►
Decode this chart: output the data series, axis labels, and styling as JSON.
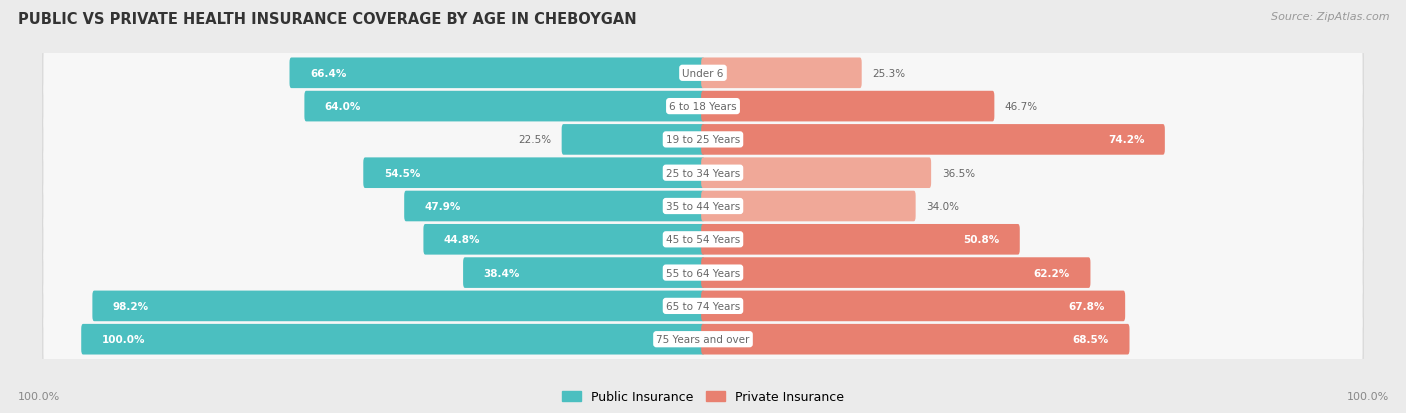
{
  "title": "PUBLIC VS PRIVATE HEALTH INSURANCE COVERAGE BY AGE IN CHEBOYGAN",
  "source": "Source: ZipAtlas.com",
  "categories": [
    "Under 6",
    "6 to 18 Years",
    "19 to 25 Years",
    "25 to 34 Years",
    "35 to 44 Years",
    "45 to 54 Years",
    "55 to 64 Years",
    "65 to 74 Years",
    "75 Years and over"
  ],
  "public_values": [
    66.4,
    64.0,
    22.5,
    54.5,
    47.9,
    44.8,
    38.4,
    98.2,
    100.0
  ],
  "private_values": [
    25.3,
    46.7,
    74.2,
    36.5,
    34.0,
    50.8,
    62.2,
    67.8,
    68.5
  ],
  "public_color": "#4BBFC0",
  "private_color": "#E88070",
  "private_color_light": "#F0A898",
  "bg_color": "#EBEBEB",
  "row_bg_color": "#F7F7F7",
  "row_border_color": "#D8D8D8",
  "label_white": "#FFFFFF",
  "label_dark": "#666666",
  "center_label_color": "#666666",
  "max_value": 100.0,
  "legend_public": "Public Insurance",
  "legend_private": "Private Insurance",
  "axis_label": "100.0%"
}
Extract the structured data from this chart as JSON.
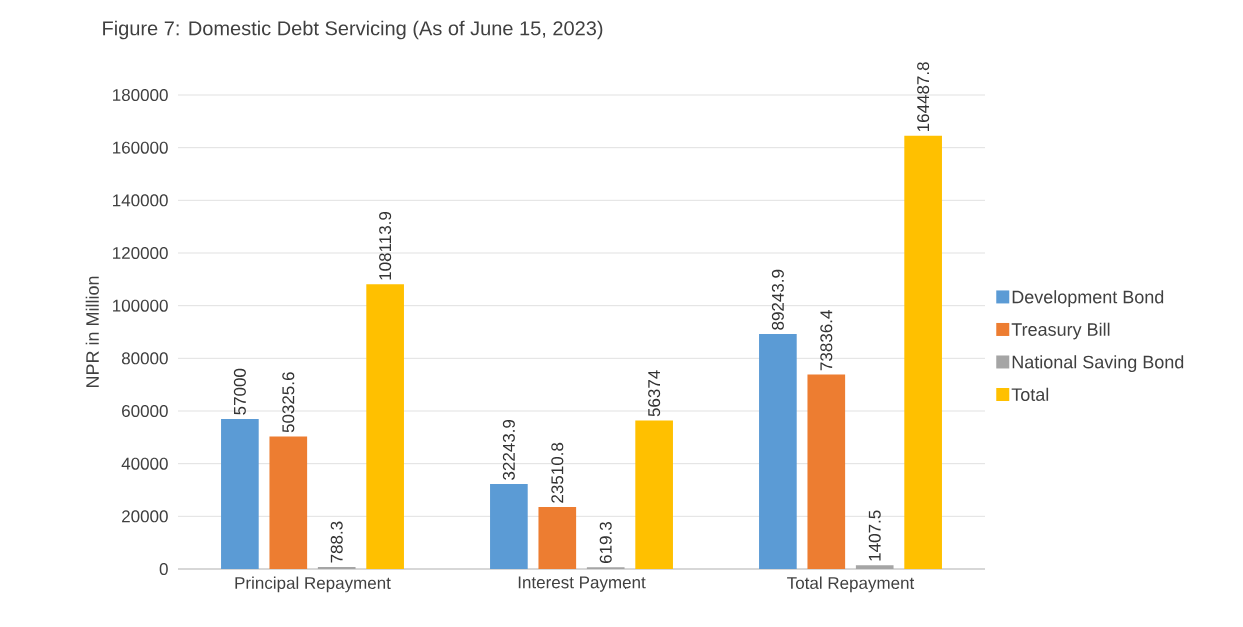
{
  "chart_data": {
    "type": "bar",
    "title": "Figure 7: Domestic Debt Servicing (As of June 15, 2023)",
    "ylabel": "NPR in Million",
    "categories": [
      "Principal Repayment",
      "Interest Payment",
      "Total Repayment"
    ],
    "series": [
      {
        "name": "Development Bond",
        "color": "#5b9bd5",
        "values": [
          57000,
          32243.9,
          89243.9
        ]
      },
      {
        "name": "Treasury Bill",
        "color": "#ed7d31",
        "values": [
          50325.6,
          23510.8,
          73836.4
        ]
      },
      {
        "name": "National Saving Bond",
        "color": "#a5a5a5",
        "values": [
          788.3,
          619.3,
          1407.5
        ]
      },
      {
        "name": "Total",
        "color": "#ffc000",
        "values": [
          108113.9,
          56374,
          164487.8
        ]
      }
    ],
    "ylim": [
      0,
      180000
    ],
    "yticks": [
      0,
      20000,
      40000,
      60000,
      80000,
      100000,
      120000,
      140000,
      160000,
      180000
    ],
    "grid": "y",
    "legend": "right",
    "data_labels": true
  }
}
◄
▶ _TASK TO COMPLETE_:
Look through the entries above; copy every line holding the string "series".

▶ _OUTPUT FOR THIS EXERCISE_:
Decode this chart: output the data series, axis labels, and styling as JSON.
    "series": [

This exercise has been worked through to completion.